**Entries supplied:**
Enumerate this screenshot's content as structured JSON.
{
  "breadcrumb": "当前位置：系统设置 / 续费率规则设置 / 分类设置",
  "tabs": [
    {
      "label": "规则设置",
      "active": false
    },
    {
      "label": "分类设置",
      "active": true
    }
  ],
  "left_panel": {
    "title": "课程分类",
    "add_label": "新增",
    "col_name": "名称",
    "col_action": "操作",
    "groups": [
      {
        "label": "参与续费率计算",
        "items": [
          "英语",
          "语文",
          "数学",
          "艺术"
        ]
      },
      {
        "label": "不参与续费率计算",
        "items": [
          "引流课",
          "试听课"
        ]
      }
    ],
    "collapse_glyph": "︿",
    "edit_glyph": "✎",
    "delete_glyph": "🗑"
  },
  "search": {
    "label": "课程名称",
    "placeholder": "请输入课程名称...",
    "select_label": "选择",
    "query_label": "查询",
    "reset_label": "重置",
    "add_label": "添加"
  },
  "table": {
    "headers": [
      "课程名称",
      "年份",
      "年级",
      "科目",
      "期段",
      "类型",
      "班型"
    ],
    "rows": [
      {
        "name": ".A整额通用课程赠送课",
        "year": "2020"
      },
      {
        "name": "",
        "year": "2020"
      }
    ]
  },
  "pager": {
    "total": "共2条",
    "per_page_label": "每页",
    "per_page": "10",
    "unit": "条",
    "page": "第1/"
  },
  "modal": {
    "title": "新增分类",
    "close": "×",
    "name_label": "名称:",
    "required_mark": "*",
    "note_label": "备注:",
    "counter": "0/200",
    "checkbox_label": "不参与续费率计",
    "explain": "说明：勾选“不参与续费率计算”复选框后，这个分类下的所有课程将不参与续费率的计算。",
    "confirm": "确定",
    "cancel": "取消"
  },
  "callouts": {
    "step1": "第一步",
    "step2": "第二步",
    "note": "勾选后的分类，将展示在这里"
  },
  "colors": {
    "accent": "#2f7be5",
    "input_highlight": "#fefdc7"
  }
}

--

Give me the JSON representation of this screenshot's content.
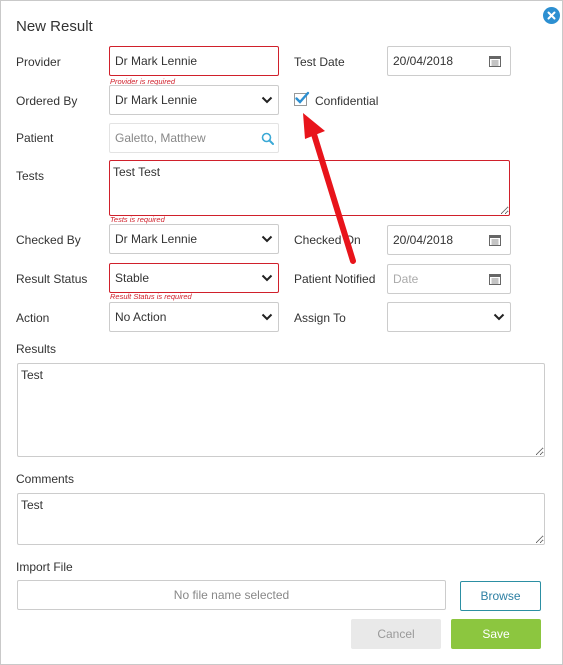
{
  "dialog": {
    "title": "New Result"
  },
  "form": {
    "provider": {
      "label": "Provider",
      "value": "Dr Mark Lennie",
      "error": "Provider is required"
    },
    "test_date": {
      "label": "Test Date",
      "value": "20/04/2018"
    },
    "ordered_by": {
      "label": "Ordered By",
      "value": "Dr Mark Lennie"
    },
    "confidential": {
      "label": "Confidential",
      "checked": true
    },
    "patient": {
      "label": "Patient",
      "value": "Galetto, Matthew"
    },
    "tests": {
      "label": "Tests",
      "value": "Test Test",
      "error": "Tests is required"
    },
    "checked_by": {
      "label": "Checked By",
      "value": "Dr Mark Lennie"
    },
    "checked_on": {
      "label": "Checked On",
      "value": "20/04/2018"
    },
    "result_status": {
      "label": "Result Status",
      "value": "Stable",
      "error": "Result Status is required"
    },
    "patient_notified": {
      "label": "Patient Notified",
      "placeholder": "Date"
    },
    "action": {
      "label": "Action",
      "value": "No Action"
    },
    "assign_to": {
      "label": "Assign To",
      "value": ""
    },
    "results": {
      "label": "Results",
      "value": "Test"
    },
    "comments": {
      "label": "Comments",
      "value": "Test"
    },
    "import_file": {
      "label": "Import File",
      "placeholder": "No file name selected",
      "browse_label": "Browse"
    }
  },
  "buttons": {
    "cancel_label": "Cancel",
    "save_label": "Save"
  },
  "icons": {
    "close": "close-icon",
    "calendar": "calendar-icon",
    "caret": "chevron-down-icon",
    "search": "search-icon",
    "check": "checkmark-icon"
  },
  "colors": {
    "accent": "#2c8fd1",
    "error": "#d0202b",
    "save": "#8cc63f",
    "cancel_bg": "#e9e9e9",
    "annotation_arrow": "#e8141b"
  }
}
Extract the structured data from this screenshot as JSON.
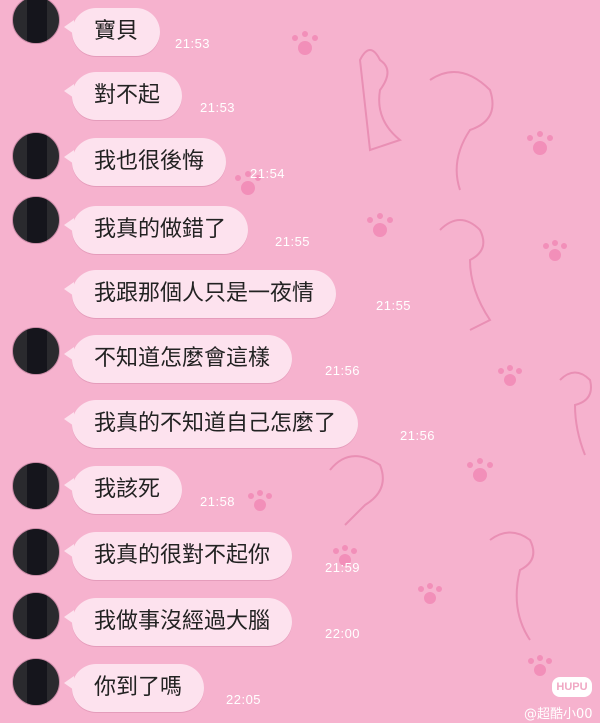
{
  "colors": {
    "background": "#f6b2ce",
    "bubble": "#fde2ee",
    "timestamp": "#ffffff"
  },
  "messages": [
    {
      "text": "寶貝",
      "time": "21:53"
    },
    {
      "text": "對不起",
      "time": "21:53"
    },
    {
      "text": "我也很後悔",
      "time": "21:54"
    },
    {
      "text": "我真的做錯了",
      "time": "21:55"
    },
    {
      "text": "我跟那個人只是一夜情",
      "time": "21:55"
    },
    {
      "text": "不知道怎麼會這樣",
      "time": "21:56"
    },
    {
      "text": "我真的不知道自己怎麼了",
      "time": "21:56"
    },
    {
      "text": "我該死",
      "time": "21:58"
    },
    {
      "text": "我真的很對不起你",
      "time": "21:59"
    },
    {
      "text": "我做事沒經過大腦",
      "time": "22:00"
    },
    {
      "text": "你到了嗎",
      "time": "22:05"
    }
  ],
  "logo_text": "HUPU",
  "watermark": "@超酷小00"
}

--

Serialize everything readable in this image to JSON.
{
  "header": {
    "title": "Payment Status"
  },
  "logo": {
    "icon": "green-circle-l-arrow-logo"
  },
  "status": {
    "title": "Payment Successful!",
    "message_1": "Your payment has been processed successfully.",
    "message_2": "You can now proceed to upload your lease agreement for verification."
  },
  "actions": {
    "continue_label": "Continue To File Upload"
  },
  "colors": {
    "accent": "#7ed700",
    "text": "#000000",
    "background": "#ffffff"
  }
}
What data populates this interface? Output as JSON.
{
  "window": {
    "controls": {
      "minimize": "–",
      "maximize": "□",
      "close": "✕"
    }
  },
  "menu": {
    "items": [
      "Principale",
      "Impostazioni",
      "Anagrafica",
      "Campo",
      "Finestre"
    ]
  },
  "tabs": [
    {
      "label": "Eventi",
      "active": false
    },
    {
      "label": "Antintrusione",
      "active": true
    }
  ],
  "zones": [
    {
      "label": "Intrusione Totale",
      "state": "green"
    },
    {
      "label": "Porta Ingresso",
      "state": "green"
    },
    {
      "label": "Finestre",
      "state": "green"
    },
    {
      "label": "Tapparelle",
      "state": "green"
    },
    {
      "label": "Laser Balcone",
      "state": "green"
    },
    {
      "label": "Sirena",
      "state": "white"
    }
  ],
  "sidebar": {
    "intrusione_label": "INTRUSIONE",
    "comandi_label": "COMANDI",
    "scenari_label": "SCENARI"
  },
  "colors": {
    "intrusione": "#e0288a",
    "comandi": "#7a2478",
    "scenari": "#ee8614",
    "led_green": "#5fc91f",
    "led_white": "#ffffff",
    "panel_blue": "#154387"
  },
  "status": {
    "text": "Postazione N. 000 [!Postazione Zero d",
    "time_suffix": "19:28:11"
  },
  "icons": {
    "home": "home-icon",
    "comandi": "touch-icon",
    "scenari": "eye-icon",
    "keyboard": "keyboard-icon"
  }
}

**To do:**
In the listing above, how many lines hold the word "不参与续费率计算"? Give the number and nothing more.

**Right answer:**
2